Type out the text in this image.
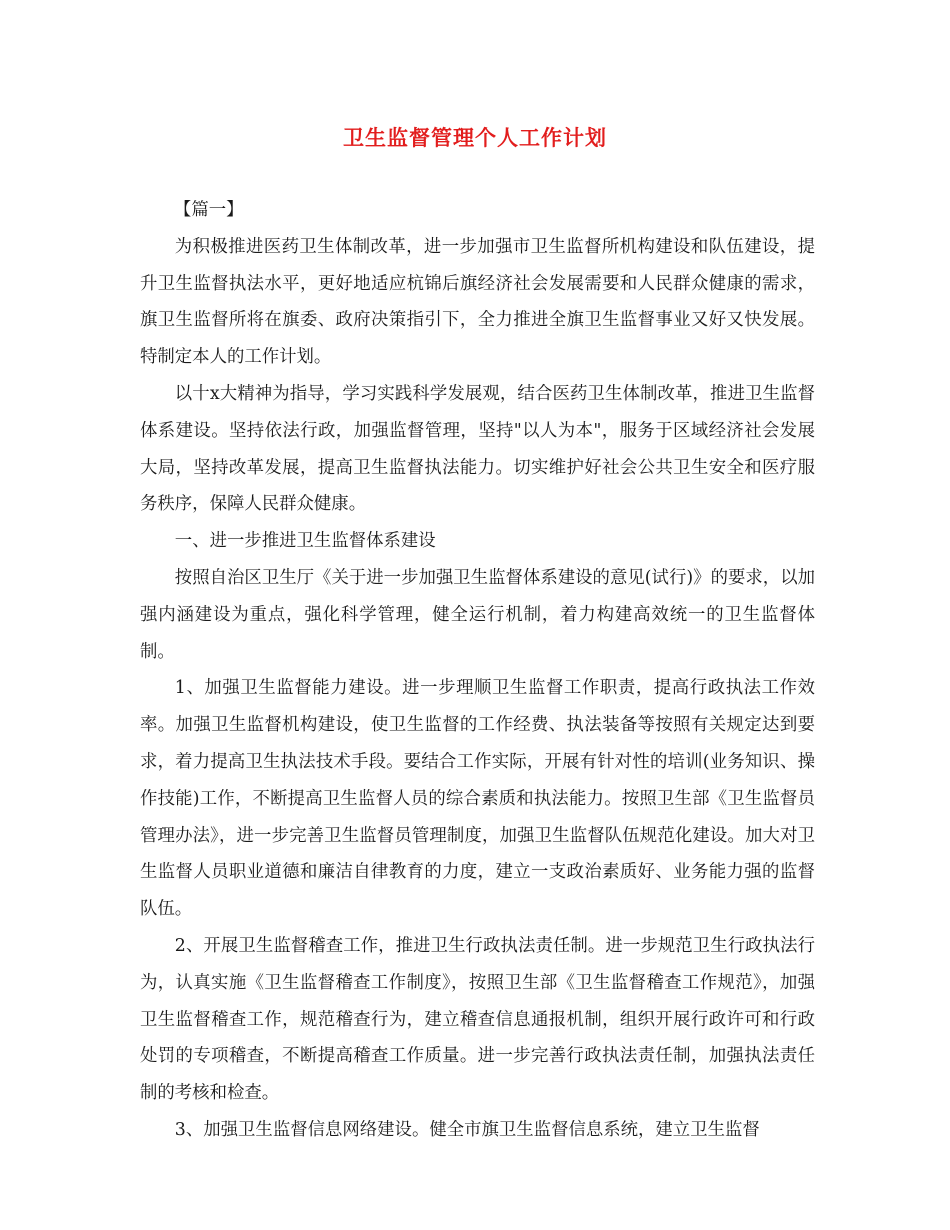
卫生监督管理个人工作计划

【篇一】

为积极推进医药卫生体制改革，进一步加强市卫生监督所机构建设和队伍建设，提升卫生监督执法水平，更好地适应杭锦后旗经济社会发展需要和人民群众健康的需求，旗卫生监督所将在旗委、政府决策指引下，全力推进全旗卫生监督事业又好又快发展。特制定本人的工作计划。

以十x大精神为指导，学习实践科学发展观，结合医药卫生体制改革，推进卫生监督体系建设。坚持依法行政，加强监督管理，坚持"以人为本"，服务于区域经济社会发展大局，坚持改革发展，提高卫生监督执法能力。切实维护好社会公共卫生安全和医疗服务秩序，保障人民群众健康。

一、进一步推进卫生监督体系建设

按照自治区卫生厅《关于进一步加强卫生监督体系建设的意见(试行)》的要求，以加强内涵建设为重点，强化科学管理，健全运行机制，着力构建高效统一的卫生监督体制。

1、加强卫生监督能力建设。进一步理顺卫生监督工作职责，提高行政执法工作效率。加强卫生监督机构建设，使卫生监督的工作经费、执法装备等按照有关规定达到要求，着力提高卫生执法技术手段。要结合工作实际，开展有针对性的培训(业务知识、操作技能)工作，不断提高卫生监督人员的综合素质和执法能力。按照卫生部《卫生监督员管理办法》，进一步完善卫生监督员管理制度，加强卫生监督队伍规范化建设。加大对卫生监督人员职业道德和廉洁自律教育的力度，建立一支政治素质好、业务能力强的监督队伍。

2、开展卫生监督稽查工作，推进卫生行政执法责任制。进一步规范卫生行政执法行为，认真实施《卫生监督稽查工作制度》，按照卫生部《卫生监督稽查工作规范》，加强卫生监督稽查工作，规范稽查行为，建立稽查信息通报机制，组织开展行政许可和行政处罚的专项稽查，不断提高稽查工作质量。进一步完善行政执法责任制，加强执法责任制的考核和检查。

3、加强卫生监督信息网络建设。健全市旗卫生监督信息系统，建立卫生监督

====================

• _Task to complete_
Copy out each line that contains the word "按照卫生部".

• _Result for this exercise_
1、加强卫生监督能力建设。进一步理顺卫生监督工作职责，提高行政执法工作效率。加强卫生监督机构建设，使卫生监督的工作经费、执法装备等按照有关规定达到要求，着力提高卫生执法技术手段。要结合工作实际，开展有针对性的培训(业务知识、操作技能)工作，不断提高卫生监督人员的综合素质和执法能力。按照卫生部《卫生监督员管理办法》，进一步完善卫生监督员管理制度，加强卫生监督队伍规范化建设。加大对卫生监督人员职业道德和廉洁自律教育的力度，建立一支政治素质好、业务能力强的监督队伍。
2、开展卫生监督稽查工作，推进卫生行政执法责任制。进一步规范卫生行政执法行为，认真实施《卫生监督稽查工作制度》，按照卫生部《卫生监督稽查工作规范》，加强卫生监督稽查工作，规范稽查行为，建立稽查信息通报机制，组织开展行政许可和行政处罚的专项稽查，不断提高稽查工作质量。进一步完善行政执法责任制，加强执法责任制的考核和检查。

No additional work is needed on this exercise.